What should we make of Quine’s ideas on ontological commitment when we replace first-order logic by dependent type theory?

This kind of thing strikes me mostly as so much hot air. It is evident that no notion of existence whatsoever can be rationally made sense of, which rather undermines the whole notion of an ontology. I find it difficult to take sentences like ‘What demands are imposed on the world by the truth of the following sentence?’ seriously: it is evident that this kind of intellectualism cannot impose anything in any absolute sense. But if we play the game and forget these objections, I don’t see that picking individual examples in natural language can shed much light on this kind of thing: surely if there is any kind of ‘ontological commitment’ involved, we must have something systematic? Futile though it may be, Quinn does at least seem to attempt to give a hard and fast general rule for when something has ‘ontological commitment’.

To end, I would like to write something more positive. One philsophical matter that I do think has some depth to it is something that was suggested to me by some very early lecture notes of Martin-Löf on constructive mathematics. Right at the beginning of these, he suggests (at least to my reading) that constructive meaning of the number one comes from the very act of drawing a mark on a piece of paper; two marks for the number two; four marks with a line through for the number five perhaps as people used to do in the old days; etc. What Martin-Löf suggests (to my reading again) is that one give constructive mathematics in general meaning in this way. I.e. the meaning comes from the fact that we really can write down on a piece of paper a series of marks that define what we are speaking of. This is quite radical: it is in one way what one might call a purely syntactic notion of meaning, but goes beyond ‘syntactic’ in the conventional sense, in that it is not referring to rules, but to the more primitive act of actually writing down a series of marks on paper. Interesting philosophical questions then arise as to the relationship between this kind of meaning and what one might call ‘interpretative meaning’, namely how mathematicians, individually and socially, assemble myths to give these marks a more ‘human’ meaning. Something along these lines is an example where I think dependent type theory can be relevant philosophically, namely in the way it breaks down the difference between logic and syntax.

Posted by: Richard Williamson on September 15, 2020 1:39 AM | Permalink | Reply to this

Re: Making Life Hard For First-Order Logic

And philosophers get criticised for telling other disciplines how to go about their business!

Posted by: David Corfield on September 15, 2020 10:55 PM | Permalink | Reply to this

Re: Making Life Hard For First-Order Logic

It is possible to have an interest in philosophy, and indeed to be a philosopher (whatever the term means!) for that matter, without holding an academic position in philosophy!

The original point under discussion here was the importance of individual examples for questions in philosophy of language; I offered my thoughts on that in the context of the questions you raised.

### Parts of the exercise
**A)** In the comment thread on ontological commitment, why does the writer call the idea of meaning drawn from Martin-Löf's early lecture notes "quite radical"? Answer in one to three sentences.
**B)** Carry on the comment thread on ontological commitment, starting after its last sentence.
The rows after this come from a different source.

### Information supplied
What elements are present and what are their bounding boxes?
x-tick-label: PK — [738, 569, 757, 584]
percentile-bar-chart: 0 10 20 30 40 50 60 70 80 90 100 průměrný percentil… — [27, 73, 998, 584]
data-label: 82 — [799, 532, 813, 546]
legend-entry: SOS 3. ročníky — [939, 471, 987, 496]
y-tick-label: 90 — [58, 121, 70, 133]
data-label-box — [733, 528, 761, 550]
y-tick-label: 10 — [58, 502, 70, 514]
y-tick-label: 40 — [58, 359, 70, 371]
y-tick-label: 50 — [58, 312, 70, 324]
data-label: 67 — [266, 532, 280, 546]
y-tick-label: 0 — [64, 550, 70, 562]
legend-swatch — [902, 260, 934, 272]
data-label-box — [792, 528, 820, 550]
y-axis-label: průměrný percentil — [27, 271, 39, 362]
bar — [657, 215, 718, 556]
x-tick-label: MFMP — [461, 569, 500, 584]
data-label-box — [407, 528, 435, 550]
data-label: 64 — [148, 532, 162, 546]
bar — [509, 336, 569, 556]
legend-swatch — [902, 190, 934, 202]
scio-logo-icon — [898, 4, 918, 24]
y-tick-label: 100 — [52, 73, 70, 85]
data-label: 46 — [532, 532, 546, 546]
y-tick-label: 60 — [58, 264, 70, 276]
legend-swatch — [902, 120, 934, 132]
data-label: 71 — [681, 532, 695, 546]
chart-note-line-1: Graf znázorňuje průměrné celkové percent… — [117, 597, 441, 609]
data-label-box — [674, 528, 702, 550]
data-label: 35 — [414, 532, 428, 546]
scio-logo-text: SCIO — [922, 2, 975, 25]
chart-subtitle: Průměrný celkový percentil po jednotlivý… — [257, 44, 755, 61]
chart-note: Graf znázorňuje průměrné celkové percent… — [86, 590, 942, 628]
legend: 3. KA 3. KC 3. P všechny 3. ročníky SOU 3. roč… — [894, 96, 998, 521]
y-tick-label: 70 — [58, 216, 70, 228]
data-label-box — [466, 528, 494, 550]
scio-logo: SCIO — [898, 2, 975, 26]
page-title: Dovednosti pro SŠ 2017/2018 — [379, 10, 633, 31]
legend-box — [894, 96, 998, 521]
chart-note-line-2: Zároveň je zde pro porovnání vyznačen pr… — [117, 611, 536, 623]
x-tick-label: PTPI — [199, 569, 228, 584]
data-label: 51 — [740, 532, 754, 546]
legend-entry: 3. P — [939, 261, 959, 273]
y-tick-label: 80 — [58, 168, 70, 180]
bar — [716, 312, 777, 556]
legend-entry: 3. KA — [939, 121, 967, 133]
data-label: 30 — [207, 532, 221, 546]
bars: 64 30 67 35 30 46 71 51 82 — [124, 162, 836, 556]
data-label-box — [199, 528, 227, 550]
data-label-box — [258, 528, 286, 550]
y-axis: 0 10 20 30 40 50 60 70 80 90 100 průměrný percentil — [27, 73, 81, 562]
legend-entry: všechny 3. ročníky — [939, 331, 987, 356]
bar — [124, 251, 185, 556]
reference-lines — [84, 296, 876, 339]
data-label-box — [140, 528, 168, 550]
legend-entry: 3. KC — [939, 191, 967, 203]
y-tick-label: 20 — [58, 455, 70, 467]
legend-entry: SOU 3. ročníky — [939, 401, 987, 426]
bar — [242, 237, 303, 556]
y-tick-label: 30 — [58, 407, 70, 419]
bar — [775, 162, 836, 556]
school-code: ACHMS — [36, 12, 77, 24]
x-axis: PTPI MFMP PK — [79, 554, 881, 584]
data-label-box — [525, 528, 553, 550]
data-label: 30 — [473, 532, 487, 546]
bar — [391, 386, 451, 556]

### The results
**A)** It treats meaning as coming from the fact that we can actually write down a series of marks on paper that define what we speak of. That makes it a purely syntactic notion of meaning. It also goes beyond "syntactic" in the usual sense, because it rests on the more basic act of writing the marks rather than on rules.

**B)**
Posted by: Richard Williamson on September 16, 2020 1:01 PM | Permalink | Reply to this

Re: Making Life Hard For First-Order Logic

Earlier drafts of my article Narrative and the Rationality of Mathematical Practice were titled ‘How mathematicians fail to be fully rational’, but I came to think that this sounded rather preachy. I imagine “preposterous”, “hot air” and “futile” won’t be received too well by those who devote their research lives to such topics.

But let’s focus on the issue in what you write that concerns me. I’m proposing that insofar as first-order logic achieves anything in analytic philosophy, dependent type theory can do at least as well and generally does better. Similarly for modal logic and modal type theory.

Now there are those, such as Peter Hacker, the Oxford philosopher, who take the supposed achievements of first-order logic in philosophy to be completely illusory. Such a charge needs exploring, but let’s for the moment overlook this, and consider your claim that for a formalism to do well it had better do so in a systematic way rather than through individual examples. If my attempts to show the benefits of DTT over FOL are by means of individual cases, then they count for little.

I think I don’t know what you mean by ‘systematic’. Above you write

It is a completely different thing to be able to do this systematically, i.e. to have some formal/computational way to take the natural language fragment and represent it syntactically.

Since we are not even close to being able to do this with the very restricted language that appears in a mathematics text, I consider this to be a near impossible demand.

I’m following Ranta and Martin-Löf:

So we gradually developed a view that satisfied both of us, that formal grammar begins with what is well understood formally, and then tries to see how this formal structure is manifested in natural language, instead of starting with natural language in all it unlimitedness and trying to force it into some given formalism.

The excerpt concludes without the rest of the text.